* BEGIN DATASET *
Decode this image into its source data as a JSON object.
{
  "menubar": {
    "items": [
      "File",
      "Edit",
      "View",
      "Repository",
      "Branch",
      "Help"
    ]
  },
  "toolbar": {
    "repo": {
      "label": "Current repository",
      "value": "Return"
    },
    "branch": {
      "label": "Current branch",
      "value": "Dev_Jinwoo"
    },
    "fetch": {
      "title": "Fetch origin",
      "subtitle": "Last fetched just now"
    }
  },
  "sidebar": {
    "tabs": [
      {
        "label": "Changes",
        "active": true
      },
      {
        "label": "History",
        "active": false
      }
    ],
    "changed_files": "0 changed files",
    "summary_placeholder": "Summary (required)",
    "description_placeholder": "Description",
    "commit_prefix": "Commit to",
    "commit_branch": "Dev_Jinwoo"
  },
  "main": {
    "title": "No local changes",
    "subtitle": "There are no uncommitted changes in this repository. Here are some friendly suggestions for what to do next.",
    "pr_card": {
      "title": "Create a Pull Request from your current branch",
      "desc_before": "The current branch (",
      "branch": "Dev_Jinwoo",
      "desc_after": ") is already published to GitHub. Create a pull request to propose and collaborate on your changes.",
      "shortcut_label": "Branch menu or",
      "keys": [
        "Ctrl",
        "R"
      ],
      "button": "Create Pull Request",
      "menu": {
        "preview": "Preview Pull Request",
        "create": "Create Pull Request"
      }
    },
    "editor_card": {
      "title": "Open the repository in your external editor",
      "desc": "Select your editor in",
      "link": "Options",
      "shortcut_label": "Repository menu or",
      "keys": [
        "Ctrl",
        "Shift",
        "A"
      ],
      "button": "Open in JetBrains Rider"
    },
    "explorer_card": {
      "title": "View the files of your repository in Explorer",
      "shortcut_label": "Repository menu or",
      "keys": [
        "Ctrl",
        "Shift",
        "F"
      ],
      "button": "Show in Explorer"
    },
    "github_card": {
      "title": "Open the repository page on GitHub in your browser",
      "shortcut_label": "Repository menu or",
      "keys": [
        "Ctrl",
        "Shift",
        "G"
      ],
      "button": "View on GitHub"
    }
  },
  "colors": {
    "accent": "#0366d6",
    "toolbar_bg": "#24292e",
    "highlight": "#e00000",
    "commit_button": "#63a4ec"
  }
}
* END DATASET *
- [PROBLEM REQUIREMENTS] Extract the complete data, matching each line exactly.

- [RESULT]
Decode this image into its source data as a JSON object.
{
  "menubar": {
    "items": [
      "File",
      "Edit",
      "View",
      "Repository",
      "Branch",
      "Help"
    ]
  },
  "toolbar": {
    "repo": {
      "label": "Current repository",
      "value": "Return"
    },
    "branch": {
      "label": "Current branch",
      "value": "Dev_Jinwoo"
    },
    "fetch": {
      "title": "Fetch origin",
      "subtitle": "Last fetched just now"
    }
  },
  "sidebar": {
    "tabs": [
      {
        "label": "Changes",
        "active": true
      },
      {
        "label": "History",
        "active": false
      }
    ],
    "changed_files": "0 changed files",
    "summary_placeholder": "Summary (required)",
    "description_placeholder": "Description",
    "commit_prefix": "Commit to",
    "commit_branch": "Dev_Jinwoo"
  },
  "main": {
    "title": "No local changes",
    "subtitle": "There are no uncommitted changes in this repository. Here are some friendly suggestions for what to do next.",
    "pr_card": {
      "title": "Create a Pull Request from your current branch",
      "desc_before": "The current branch (",
      "branch": "Dev_Jinwoo",
      "desc_after": ") is already published to GitHub. Create a pull request to propose and collaborate on your changes.",
      "shortcut_label": "Branch menu or",
      "keys": [
        "Ctrl",
        "R"
      ],
      "button": "Create Pull Request",
      "menu": {
        "preview": "Preview Pull Request",
        "create": "Create Pull Request"
      }
    },
    "editor_card": {
      "title": "Open the repository in your external editor",
      "desc": "Select your editor in",
      "link": "Options",
      "shortcut_label": "Repository menu or",
      "keys": [
        "Ctrl",
        "Shift",
        "A"
      ],
      "button": "Open in JetBrains Rider"
    },
    "explorer_card": {
      "title": "View the files of your repository in Explorer",
      "shortcut_label": "Repository menu or",
      "keys": [
        "Ctrl",
        "Shift",
        "F"
      ],
      "button": "Show in Explorer"
    },
    "github_card": {
      "title": "Open the repository page on GitHub in your browser",
      "shortcut_label": "Repository menu or",
      "keys": [
        "Ctrl",
        "Shift",
        "G"
      ],
      "button": "View on GitHub"
    }
  },
  "colors": {
    "accent": "#0366d6",
    "toolbar_bg": "#24292e",
    "highlight": "#e00000",
    "commit_button": "#63a4ec"
  }
}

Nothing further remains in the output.